Given request. Your answer should be a single number: the count of lines holding the word "Инструкция".

•••••

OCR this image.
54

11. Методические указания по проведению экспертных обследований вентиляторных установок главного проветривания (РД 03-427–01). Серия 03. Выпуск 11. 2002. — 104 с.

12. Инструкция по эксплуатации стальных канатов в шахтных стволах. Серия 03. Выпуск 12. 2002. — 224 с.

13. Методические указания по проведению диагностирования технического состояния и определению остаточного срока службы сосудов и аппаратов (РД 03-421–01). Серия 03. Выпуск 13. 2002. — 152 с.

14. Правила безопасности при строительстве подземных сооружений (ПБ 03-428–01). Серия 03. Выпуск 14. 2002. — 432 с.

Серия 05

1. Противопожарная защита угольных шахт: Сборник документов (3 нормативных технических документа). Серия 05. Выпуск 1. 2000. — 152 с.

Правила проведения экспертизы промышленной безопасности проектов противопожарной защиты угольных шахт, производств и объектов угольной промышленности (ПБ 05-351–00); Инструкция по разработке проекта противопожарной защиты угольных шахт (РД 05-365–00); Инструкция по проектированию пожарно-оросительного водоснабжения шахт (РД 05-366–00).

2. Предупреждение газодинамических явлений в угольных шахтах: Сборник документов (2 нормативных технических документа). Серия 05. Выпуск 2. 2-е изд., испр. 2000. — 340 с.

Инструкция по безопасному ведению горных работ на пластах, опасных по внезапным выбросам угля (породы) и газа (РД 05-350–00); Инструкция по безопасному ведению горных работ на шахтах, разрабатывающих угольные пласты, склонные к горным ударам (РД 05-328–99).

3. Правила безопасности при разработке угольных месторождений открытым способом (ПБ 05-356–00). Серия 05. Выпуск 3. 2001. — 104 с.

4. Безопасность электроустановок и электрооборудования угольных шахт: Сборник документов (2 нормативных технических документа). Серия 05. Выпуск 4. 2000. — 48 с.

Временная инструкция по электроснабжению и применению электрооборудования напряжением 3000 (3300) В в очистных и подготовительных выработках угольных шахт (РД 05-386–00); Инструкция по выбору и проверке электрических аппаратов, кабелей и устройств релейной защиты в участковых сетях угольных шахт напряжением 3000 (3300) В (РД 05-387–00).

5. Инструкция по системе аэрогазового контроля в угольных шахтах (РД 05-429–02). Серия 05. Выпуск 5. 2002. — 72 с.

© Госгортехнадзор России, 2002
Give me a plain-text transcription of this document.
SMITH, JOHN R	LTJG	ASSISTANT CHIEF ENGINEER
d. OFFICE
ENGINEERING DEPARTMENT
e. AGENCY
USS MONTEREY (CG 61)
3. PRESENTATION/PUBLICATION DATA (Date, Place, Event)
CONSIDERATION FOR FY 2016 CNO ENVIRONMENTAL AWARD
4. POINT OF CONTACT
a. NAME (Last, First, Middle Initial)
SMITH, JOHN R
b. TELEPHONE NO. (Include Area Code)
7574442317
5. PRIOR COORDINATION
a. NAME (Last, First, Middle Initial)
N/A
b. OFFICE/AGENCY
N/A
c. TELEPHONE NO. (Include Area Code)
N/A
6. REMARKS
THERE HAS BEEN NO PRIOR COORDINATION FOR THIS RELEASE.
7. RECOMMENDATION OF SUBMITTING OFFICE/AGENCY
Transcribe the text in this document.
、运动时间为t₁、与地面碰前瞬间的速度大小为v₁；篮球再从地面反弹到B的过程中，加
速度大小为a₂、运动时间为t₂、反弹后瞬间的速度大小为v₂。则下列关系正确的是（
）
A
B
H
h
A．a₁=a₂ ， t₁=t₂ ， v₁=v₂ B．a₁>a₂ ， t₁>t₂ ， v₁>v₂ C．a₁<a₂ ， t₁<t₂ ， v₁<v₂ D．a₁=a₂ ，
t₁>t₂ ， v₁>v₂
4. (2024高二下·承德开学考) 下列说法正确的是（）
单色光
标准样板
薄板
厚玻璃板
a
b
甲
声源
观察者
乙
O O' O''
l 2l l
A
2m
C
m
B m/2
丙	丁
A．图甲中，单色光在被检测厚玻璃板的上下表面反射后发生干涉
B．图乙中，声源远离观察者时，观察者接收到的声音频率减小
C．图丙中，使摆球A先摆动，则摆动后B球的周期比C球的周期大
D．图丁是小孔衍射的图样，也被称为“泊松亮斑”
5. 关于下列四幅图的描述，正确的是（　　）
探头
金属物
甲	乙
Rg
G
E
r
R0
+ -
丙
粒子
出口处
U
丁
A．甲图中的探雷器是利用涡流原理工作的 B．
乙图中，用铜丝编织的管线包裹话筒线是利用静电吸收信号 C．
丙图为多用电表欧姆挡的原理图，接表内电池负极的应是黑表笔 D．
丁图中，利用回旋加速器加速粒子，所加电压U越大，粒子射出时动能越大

•••••

Result of the exercise. 5